> _Requirements_
Check each line of the listing for the string "right", then state how many lines have it. Only the number is wanted.

####################

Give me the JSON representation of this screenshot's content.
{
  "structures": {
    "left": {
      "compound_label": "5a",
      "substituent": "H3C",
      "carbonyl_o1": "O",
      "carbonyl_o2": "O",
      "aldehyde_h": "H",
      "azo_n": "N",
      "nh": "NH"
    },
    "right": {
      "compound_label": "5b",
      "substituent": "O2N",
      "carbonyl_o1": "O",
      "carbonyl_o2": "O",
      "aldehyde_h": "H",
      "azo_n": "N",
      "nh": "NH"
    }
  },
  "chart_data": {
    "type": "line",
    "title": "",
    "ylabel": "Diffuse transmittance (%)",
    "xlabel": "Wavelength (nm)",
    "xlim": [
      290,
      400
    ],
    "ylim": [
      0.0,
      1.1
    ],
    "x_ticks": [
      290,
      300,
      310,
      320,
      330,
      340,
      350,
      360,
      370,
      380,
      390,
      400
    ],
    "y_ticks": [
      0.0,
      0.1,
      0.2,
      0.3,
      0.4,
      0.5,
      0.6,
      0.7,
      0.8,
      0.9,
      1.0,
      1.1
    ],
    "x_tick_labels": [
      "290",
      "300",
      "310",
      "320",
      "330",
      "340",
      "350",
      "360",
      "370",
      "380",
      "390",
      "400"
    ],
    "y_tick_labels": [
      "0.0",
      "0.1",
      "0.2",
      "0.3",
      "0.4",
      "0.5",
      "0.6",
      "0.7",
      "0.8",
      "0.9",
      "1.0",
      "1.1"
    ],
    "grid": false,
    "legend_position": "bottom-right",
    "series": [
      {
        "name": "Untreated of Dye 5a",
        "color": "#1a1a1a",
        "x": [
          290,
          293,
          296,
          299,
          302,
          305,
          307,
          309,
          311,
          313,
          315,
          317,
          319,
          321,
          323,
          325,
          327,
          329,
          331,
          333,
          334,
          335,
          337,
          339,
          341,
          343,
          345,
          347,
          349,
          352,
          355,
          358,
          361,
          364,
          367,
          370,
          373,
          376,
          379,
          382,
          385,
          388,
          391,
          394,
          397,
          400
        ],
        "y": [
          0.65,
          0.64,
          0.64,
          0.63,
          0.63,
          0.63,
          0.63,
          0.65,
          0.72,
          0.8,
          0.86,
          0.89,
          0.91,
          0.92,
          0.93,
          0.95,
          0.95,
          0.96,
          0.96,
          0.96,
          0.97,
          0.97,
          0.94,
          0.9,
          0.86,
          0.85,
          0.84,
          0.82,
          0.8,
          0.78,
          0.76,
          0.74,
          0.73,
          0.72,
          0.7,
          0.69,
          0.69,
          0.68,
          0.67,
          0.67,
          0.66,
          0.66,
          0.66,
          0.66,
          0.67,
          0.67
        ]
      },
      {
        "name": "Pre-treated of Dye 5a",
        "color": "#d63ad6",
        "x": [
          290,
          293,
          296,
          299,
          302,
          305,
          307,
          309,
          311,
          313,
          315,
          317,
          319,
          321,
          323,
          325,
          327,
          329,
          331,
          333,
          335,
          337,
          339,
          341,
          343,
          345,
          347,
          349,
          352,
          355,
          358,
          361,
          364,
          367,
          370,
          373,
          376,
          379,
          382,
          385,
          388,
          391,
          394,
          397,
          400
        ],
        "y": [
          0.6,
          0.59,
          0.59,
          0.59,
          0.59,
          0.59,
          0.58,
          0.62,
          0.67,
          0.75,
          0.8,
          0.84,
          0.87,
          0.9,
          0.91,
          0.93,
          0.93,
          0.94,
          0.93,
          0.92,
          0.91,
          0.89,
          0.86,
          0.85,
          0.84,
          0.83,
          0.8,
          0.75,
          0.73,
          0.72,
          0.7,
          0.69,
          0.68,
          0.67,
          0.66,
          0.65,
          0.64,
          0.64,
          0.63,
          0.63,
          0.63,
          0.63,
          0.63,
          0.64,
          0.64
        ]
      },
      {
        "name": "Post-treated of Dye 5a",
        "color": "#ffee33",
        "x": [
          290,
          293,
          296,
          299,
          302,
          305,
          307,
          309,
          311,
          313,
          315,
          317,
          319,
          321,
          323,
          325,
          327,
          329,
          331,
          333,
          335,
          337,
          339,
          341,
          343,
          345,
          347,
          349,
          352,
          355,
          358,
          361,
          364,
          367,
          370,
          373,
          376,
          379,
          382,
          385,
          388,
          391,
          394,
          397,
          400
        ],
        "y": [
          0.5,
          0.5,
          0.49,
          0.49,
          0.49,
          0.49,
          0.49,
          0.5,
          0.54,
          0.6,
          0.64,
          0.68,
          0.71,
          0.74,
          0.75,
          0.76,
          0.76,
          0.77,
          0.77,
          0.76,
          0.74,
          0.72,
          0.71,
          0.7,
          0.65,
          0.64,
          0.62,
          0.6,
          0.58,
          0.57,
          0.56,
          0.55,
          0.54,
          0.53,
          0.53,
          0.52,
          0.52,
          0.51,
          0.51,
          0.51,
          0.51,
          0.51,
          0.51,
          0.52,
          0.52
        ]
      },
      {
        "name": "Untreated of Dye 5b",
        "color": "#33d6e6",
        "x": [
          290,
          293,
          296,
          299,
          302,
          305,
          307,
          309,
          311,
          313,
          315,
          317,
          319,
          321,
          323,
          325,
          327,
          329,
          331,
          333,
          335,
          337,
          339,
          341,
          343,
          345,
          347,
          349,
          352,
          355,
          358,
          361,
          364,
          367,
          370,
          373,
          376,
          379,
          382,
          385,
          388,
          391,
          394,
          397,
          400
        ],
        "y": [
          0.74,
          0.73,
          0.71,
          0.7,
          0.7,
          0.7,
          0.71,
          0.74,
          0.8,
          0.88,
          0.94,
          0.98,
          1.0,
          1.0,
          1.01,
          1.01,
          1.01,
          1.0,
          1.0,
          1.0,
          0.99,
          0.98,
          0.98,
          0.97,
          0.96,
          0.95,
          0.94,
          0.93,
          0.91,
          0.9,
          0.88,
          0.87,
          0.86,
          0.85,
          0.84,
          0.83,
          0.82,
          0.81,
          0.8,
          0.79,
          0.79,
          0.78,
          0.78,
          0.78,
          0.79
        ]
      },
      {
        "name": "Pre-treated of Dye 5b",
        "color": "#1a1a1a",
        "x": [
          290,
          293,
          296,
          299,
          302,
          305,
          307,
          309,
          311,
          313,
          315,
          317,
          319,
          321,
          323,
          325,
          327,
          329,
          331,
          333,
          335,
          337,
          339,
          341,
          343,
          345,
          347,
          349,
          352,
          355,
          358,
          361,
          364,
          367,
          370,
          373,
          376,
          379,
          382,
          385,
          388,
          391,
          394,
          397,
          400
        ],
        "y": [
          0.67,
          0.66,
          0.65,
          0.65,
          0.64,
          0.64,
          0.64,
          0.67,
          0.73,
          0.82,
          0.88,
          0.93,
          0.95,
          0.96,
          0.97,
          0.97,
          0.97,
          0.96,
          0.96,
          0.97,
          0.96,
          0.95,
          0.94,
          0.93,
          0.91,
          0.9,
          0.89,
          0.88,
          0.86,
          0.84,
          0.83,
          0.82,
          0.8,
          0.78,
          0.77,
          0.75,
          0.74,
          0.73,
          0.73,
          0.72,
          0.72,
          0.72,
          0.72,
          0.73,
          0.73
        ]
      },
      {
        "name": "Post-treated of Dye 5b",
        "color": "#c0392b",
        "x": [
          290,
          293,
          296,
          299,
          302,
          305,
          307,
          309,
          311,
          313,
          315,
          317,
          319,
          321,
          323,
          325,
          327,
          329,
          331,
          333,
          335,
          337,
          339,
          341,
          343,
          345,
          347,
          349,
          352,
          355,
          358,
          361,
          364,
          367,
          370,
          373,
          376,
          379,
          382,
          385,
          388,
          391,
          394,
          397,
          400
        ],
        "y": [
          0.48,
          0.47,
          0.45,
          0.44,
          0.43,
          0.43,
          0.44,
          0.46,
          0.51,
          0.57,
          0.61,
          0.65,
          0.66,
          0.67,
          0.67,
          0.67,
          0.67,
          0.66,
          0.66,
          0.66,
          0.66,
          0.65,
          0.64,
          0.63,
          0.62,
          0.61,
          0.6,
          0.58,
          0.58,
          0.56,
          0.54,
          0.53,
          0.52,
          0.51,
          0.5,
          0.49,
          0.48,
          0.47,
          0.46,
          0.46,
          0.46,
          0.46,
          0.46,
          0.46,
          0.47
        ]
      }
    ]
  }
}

####################

> _Solution for this problem_
2